Data extracted from a collection
______

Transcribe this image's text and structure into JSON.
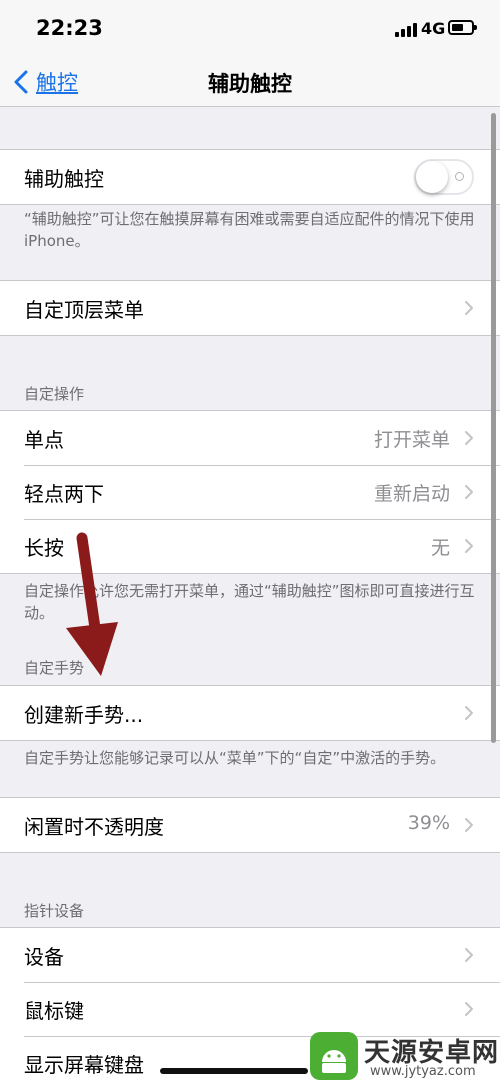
{
  "status": {
    "time": "22:23",
    "network": "4G"
  },
  "nav": {
    "back_label": "触控",
    "title": "辅助触控"
  },
  "toggle_row": {
    "label": "辅助触控",
    "on": false,
    "footer": "“辅助触控”可让您在触摸屏幕有困难或需要自适应配件的情况下使用iPhone。"
  },
  "top_menu": {
    "label": "自定顶层菜单"
  },
  "custom_actions": {
    "header": "自定操作",
    "rows": [
      {
        "label": "单点",
        "value": "打开菜单"
      },
      {
        "label": "轻点两下",
        "value": "重新启动"
      },
      {
        "label": "长按",
        "value": "无"
      }
    ],
    "footer": "自定操作允许您无需打开菜单，通过“辅助触控”图标即可直接进行互动。"
  },
  "custom_gestures": {
    "header": "自定手势",
    "create_label": "创建新手势...",
    "footer": "自定手势让您能够记录可以从“菜单”下的“自定”中激活的手势。"
  },
  "idle_opacity": {
    "label": "闲置时不透明度",
    "value": "39%"
  },
  "pointer_devices": {
    "header": "指针设备",
    "rows": [
      {
        "label": "设备"
      },
      {
        "label": "鼠标键"
      },
      {
        "label": "显示屏幕键盘"
      }
    ]
  },
  "watermark": {
    "name": "天源安卓网",
    "url": "www.jytyaz.com"
  },
  "colors": {
    "accent": "#1a73e8",
    "annotation_arrow": "#8b1a1a",
    "background": "#efeff4"
  }
}
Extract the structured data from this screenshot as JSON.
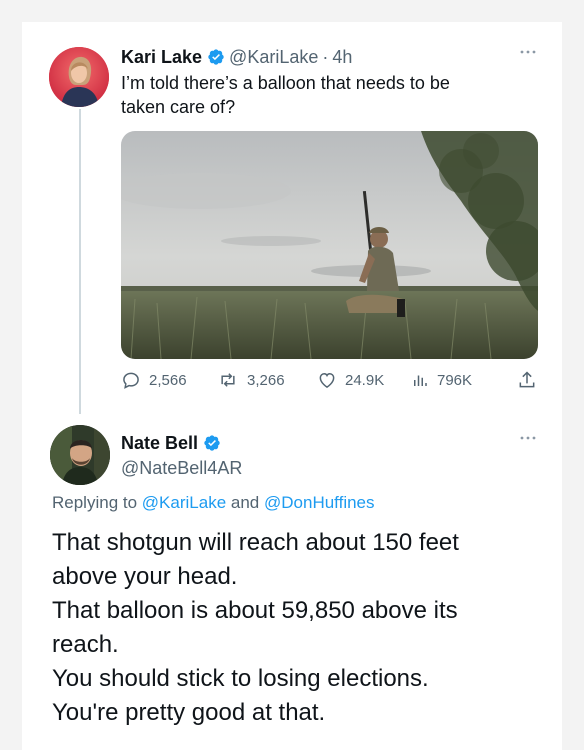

______

The request: Exactly reproduce each record, leaving out any pictures.

Solution:
Transcribe this image's text and structure into JSON.
{
  "status": {
    "time": "22:23",
    "network": "4G"
  },
  "nav": {
    "back_label": "触控",
    "title": "辅助触控"
  },
  "toggle_row": {
    "label": "辅助触控",
    "on": false,
    "footer": "“辅助触控”可让您在触摸屏幕有困难或需要自适应配件的情况下使用iPhone。"
  },
  "top_menu": {
    "label": "自定顶层菜单"
  },
  "custom_actions": {
    "header": "自定操作",
    "rows": [
      {
        "label": "单点",
        "value": "打开菜单"
      },
      {
        "label": "轻点两下",
        "value": "重新启动"
      },
      {
        "label": "长按",
        "value": "无"
      }
    ],
    "footer": "自定操作允许您无需打开菜单，通过“辅助触控”图标即可直接进行互动。"
  },
  "custom_gestures": {
    "header": "自定手势",
    "create_label": "创建新手势...",
    "footer": "自定手势让您能够记录可以从“菜单”下的“自定”中激活的手势。"
  },
  "idle_opacity": {
    "label": "闲置时不透明度",
    "value": "39%"
  },
  "pointer_devices": {
    "header": "指针设备",
    "rows": [
      {
        "label": "设备"
      },
      {
        "label": "鼠标键"
      },
      {
        "label": "显示屏幕键盘"
      }
    ]
  },
  "watermark": {
    "name": "天源安卓网",
    "url": "www.jytyaz.com"
  },
  "colors": {
    "accent": "#1a73e8",
    "annotation_arrow": "#8b1a1a",
    "background": "#efeff4"
  }
}
Extract the structured data from this screenshot as JSON.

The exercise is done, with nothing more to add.